**Task statement:**
Translate this sentence from the text on wicking bed irrigation into Spanish: "i never considered that there would be studies on these simple little totes!!"

┌─ Page text

Specifically, i' v noticed that some sativas or sativas's gene-leading like G13haze i've grown so many times recently, really suffer a dry pot,revealing some deficiency not due to a unbalanced diet or to the density of roots inside the pot itself.
the rising of salt concentration that then occours, it's something i get used to manage since could happend that i reduce the total amount of feeding during some phase of the plant's life for different reasons.
i mean, after all, i believe this could be understood like a phenotypical trait. at least
https://pdfs.semanticscholar.org/b2...8.1964858673.1603088281-1262609389.1603088281
Evaluating the Efficiency of Wicking Bed IrrigationSystems for Small-Scale Urban Agriculture
i never considered that there would be studies on these simple little totes!! just looking through it shortly, i noticed that the more water was consumed, the higher the yield and it also says that the shallow depth containers performed better than deep containers which i am a little surprised but SUPER interested in learning more about. thanks for such a great share!

└─
┌─ Dataset content

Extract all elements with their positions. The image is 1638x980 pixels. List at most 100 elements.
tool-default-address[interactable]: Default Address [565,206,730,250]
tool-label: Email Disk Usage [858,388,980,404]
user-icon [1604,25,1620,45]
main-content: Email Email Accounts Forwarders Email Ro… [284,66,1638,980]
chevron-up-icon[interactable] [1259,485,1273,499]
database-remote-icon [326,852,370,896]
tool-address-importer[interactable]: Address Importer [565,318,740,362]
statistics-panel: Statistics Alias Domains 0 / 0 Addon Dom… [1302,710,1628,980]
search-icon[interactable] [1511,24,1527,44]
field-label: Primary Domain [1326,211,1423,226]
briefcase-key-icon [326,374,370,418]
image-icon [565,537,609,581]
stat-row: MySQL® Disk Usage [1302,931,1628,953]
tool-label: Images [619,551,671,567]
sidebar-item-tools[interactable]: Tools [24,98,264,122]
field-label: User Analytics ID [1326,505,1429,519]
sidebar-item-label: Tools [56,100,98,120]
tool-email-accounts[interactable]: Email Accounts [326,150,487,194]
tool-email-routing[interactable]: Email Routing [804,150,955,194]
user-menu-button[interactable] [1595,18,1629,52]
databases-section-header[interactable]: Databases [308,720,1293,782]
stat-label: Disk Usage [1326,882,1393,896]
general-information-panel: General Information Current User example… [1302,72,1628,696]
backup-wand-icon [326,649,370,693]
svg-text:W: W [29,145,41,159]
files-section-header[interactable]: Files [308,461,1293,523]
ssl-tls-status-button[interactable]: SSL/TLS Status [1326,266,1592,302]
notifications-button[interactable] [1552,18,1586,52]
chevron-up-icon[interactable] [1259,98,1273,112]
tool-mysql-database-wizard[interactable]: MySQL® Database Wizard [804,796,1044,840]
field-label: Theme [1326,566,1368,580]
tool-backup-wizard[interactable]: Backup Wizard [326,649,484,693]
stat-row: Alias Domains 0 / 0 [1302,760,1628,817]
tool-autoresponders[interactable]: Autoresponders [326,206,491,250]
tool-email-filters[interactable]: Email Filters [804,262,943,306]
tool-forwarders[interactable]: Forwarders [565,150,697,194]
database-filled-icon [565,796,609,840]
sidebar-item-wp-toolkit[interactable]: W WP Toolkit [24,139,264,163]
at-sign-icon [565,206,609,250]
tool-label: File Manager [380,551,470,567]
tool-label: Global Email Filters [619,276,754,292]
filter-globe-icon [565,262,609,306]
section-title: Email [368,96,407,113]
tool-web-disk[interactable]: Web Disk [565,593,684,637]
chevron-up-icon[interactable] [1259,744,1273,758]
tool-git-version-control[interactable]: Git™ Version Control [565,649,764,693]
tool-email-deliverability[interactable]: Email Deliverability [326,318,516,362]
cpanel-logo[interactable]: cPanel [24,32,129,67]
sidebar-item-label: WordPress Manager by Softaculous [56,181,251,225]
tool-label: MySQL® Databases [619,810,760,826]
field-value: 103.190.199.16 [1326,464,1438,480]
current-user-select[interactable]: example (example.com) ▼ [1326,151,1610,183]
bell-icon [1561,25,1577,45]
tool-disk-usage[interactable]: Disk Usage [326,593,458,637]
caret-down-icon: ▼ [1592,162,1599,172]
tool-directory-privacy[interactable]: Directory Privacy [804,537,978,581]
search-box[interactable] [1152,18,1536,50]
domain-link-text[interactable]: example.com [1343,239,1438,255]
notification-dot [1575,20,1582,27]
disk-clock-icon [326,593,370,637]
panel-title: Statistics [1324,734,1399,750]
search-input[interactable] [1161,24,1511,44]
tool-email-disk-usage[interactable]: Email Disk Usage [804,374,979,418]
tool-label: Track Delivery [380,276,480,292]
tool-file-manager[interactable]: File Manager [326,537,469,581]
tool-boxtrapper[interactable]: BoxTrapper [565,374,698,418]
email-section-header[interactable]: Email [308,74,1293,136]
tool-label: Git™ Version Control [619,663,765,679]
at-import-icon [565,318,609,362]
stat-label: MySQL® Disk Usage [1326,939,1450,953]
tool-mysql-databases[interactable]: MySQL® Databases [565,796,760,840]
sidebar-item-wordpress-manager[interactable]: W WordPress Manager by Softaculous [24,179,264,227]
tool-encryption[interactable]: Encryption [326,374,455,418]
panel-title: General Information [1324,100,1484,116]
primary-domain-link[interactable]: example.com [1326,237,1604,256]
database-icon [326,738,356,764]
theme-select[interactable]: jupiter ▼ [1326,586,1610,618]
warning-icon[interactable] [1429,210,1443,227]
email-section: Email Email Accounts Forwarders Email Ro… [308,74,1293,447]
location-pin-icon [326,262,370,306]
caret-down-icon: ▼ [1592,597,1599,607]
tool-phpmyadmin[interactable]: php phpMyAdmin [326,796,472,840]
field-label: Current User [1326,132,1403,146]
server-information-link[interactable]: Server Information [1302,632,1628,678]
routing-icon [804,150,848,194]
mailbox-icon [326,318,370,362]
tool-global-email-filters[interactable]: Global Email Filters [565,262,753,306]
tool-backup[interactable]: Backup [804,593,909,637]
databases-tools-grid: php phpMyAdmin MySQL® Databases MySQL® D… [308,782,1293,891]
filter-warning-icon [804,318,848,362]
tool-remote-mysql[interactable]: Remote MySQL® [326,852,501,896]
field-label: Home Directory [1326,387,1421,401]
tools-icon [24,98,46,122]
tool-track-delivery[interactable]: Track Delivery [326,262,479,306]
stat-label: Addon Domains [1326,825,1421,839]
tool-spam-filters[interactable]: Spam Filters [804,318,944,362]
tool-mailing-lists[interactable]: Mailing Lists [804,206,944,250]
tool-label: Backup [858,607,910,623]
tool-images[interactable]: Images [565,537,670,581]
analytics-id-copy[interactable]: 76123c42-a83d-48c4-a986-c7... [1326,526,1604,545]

└─

**Your solution:**
¡¡Nunca se me ocurrió que habría estudios sobre estos simples contenedores pequeños!!